** Begin Excerpted records **

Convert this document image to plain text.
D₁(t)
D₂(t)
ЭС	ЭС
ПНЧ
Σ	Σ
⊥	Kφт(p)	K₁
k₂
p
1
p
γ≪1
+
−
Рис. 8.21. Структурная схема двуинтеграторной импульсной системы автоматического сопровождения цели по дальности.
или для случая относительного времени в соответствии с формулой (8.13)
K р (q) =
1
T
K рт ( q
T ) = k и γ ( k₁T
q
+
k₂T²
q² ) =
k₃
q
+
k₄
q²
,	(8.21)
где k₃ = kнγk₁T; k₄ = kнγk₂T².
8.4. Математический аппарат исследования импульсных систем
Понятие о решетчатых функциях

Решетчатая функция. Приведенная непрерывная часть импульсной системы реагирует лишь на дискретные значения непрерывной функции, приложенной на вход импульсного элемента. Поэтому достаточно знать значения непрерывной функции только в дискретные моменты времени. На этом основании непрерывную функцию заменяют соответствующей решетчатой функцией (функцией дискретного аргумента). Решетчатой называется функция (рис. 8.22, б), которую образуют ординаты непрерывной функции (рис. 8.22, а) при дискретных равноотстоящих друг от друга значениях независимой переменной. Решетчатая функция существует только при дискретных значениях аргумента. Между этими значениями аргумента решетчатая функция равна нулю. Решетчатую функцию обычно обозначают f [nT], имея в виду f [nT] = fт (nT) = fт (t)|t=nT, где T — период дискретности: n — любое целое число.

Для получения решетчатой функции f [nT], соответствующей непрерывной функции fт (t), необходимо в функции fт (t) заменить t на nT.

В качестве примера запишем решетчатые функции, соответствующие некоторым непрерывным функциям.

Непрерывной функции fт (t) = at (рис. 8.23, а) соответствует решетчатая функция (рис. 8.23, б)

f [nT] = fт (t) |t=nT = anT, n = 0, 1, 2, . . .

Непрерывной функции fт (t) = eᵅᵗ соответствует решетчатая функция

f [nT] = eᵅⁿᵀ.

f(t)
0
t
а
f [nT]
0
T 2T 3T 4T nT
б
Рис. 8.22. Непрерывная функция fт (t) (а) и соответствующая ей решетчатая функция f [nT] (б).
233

** End Excerpted records **

(Stated problem): Out of the preceding entries, pull every line containing the string "соответствует".

(Solution for this problem):
Непрерывной функции fт (t) = at (рис. 8.23, а) соответствует решетчатая функция (рис. 8.23, б)
Непрерывной функции fт (t) = eᵅᵗ соответствует решетчатая функция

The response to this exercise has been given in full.